START Page excerpt

A cache-sexe is an item, often a small garment, that covers its user's genitals. The most common style, seen in Western G-strings and Japanese fundoshis, has a triangle of material (cloth, beaded strings, etc.) attached at the corners to straps or strings around the waist and between the legs, that fasten the triangle over the genitals.

Cache-sexes have various social intentions, including the wearer's practice of sincere or enforced modesty, legal and/or customary restrictions within the context of intentional eroticism, and adding fetishistic or playfully teasing aspects to intentional eroticism. In Western cultures, for example, G-strings appear as swimming attire; for many erotic dancing venues, as the final state of undress, set as the polite and/or legal limit; or as a garment whose removal is one of many steps of a striptease, each existing to provide an increment in the viewer's sexual arousal.

Cache-sexe is a loanword from French.

Cache-sexe is also an alternate term for modesty plate, sometimes caping, a small triangular or heart-shaped jewelry worn to hide the genitals, typically made of silver, gold, or brass.

END Page excerpt

* [Your tasks]
[1] Answer from the text on cache-sexes:
(a) From which language was the word "cache-sexe" borrowed?
(b) In Western cultures, G-strings appear as what kind of attire?
(c) What metals is a modesty plate typically made of?
[2] In the text on cache-sexes, reproduce the passage from "A cache-sexe is" to "over the genitals." word for word.
[3] Pick up the text on cache-sexes after its final sentence and keep writing.
The records have nothing to do with the text on cache-sexes.

START Dataset

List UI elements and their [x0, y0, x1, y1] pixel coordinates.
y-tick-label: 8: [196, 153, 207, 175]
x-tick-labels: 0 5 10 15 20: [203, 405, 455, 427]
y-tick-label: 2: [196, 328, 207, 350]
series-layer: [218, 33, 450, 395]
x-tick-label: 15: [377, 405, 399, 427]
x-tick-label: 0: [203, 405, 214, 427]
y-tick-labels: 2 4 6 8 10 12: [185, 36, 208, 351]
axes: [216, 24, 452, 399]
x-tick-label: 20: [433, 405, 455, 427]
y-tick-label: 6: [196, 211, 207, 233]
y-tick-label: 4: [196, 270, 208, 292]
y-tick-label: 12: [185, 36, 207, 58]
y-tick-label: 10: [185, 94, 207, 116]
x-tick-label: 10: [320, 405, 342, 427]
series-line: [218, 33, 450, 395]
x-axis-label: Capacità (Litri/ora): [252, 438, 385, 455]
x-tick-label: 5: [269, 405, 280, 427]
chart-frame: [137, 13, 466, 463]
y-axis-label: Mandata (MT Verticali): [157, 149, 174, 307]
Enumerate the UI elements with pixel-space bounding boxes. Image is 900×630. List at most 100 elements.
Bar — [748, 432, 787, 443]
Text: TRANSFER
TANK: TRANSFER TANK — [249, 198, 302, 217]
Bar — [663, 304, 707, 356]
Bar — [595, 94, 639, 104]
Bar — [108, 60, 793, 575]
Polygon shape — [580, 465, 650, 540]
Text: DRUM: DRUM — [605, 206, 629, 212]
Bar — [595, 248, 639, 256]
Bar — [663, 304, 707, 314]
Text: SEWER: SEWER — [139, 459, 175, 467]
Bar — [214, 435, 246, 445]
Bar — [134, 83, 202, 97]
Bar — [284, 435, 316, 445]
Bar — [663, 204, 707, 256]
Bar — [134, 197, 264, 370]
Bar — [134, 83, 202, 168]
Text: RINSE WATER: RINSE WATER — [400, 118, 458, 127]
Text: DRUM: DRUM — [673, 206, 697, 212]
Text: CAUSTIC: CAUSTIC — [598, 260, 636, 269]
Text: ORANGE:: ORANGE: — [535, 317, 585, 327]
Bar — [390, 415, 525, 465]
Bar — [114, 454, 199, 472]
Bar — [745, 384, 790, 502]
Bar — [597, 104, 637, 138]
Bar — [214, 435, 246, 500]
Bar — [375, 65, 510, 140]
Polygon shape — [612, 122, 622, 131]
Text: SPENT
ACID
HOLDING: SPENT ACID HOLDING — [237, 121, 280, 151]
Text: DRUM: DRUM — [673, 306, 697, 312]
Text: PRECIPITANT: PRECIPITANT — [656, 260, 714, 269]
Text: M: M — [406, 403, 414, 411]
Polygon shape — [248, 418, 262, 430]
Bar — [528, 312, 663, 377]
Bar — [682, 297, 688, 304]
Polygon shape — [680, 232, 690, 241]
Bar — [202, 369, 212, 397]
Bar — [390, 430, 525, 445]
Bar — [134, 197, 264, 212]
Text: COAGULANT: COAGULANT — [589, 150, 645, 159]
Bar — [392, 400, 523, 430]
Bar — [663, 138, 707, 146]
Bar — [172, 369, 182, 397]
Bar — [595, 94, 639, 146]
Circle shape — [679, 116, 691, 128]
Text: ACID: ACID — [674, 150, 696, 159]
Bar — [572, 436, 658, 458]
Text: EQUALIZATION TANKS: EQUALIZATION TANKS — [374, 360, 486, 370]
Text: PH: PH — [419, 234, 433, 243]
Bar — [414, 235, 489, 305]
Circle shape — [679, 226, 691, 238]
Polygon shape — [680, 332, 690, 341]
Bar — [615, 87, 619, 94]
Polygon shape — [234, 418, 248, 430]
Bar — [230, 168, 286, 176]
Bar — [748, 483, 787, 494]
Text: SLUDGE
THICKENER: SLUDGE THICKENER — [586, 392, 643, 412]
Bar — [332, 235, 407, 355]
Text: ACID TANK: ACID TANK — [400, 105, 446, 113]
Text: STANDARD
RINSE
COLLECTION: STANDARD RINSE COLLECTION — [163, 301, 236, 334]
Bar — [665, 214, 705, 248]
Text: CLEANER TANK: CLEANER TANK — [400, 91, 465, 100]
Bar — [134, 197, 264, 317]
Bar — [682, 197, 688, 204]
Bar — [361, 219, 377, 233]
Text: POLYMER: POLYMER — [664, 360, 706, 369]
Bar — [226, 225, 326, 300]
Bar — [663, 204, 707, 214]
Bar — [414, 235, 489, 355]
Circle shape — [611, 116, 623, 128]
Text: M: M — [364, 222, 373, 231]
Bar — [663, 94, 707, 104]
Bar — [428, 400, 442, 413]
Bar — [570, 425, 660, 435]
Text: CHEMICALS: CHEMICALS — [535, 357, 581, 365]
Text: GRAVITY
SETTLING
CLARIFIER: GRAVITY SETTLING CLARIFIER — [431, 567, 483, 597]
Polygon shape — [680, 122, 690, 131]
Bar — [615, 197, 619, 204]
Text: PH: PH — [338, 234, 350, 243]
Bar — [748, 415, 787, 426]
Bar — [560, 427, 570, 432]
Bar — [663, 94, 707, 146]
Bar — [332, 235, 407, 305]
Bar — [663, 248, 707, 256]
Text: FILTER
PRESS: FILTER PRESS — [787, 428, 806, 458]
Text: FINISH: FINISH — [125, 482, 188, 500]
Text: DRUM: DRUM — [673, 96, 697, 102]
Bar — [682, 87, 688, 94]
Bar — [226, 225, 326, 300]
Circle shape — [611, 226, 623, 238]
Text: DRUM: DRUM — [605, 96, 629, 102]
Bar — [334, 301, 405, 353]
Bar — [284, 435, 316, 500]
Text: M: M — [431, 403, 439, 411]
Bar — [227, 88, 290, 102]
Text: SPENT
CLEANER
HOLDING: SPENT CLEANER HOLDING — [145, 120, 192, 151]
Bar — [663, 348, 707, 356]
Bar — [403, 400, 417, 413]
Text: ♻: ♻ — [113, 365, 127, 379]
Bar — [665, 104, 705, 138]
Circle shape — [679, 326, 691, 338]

END Dataset

* [Exercise responses]
[1]
(a) French
(b) Swimming attire
(c) Silver, gold, or brass

[2]
A cache-sexe is an item, often a small garment, that covers its user's genitals. The most common style, seen in Western G-strings and Japanese fundoshis, has a triangle of material (cloth, beaded strings, etc.) attached at the corners to straps or strings around the waist and between the legs, that fasten the triangle over the genitals.

[3]
==Examples==
The penis gourds of tribal New Guinea, and cache-sexes of some other tribal cultures, are often perceived by Westerners as self-evidently obvious forms of sexual display, but described by their wearers as a practice providing privacy.

The Brazilian Portuguese tapa-sexo is often used in samba school parades, where performers may parade their decorated but unclothed bodies, exposing the buttocks and groin. The regulations in these parades generally prohibit people being completely naked. Thus, the tapa-sexo, a strip of tape or cloth that strategically covers a dancer's genitalia, prevents the school being penalised in such cases.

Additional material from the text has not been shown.